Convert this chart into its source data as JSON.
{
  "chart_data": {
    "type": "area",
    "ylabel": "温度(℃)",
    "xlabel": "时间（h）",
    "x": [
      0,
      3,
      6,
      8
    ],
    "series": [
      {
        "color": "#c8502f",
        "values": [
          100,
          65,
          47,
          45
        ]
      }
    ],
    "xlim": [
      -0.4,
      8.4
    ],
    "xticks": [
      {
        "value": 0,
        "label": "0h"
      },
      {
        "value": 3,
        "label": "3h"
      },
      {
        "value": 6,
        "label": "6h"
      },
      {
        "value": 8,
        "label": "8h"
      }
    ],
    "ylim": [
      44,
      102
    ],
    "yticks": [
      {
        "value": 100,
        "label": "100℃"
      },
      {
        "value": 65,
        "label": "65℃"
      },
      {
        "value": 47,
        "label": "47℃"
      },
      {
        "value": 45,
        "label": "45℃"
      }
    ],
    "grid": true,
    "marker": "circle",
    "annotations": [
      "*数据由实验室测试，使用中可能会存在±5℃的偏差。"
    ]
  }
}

----

■ **Stated exercise**
Extract the full listing above without altering anything.

■ **Solution to this task**
Convert this chart into its source data as JSON.
{
  "chart_data": {
    "type": "area",
    "ylabel": "温度(℃)",
    "xlabel": "时间（h）",
    "x": [
      0,
      3,
      6,
      8
    ],
    "series": [
      {
        "color": "#c8502f",
        "values": [
          100,
          65,
          47,
          45
        ]
      }
    ],
    "xlim": [
      -0.4,
      8.4
    ],
    "xticks": [
      {
        "value": 0,
        "label": "0h"
      },
      {
        "value": 3,
        "label": "3h"
      },
      {
        "value": 6,
        "label": "6h"
      },
      {
        "value": 8,
        "label": "8h"
      }
    ],
    "ylim": [
      44,
      102
    ],
    "yticks": [
      {
        "value": 100,
        "label": "100℃"
      },
      {
        "value": 65,
        "label": "65℃"
      },
      {
        "value": 47,
        "label": "47℃"
      },
      {
        "value": 45,
        "label": "45℃"
      }
    ],
    "grid": true,
    "marker": "circle",
    "annotations": [
      "*数据由实验室测试，使用中可能会存在±5℃的偏差。"
    ]
  }
}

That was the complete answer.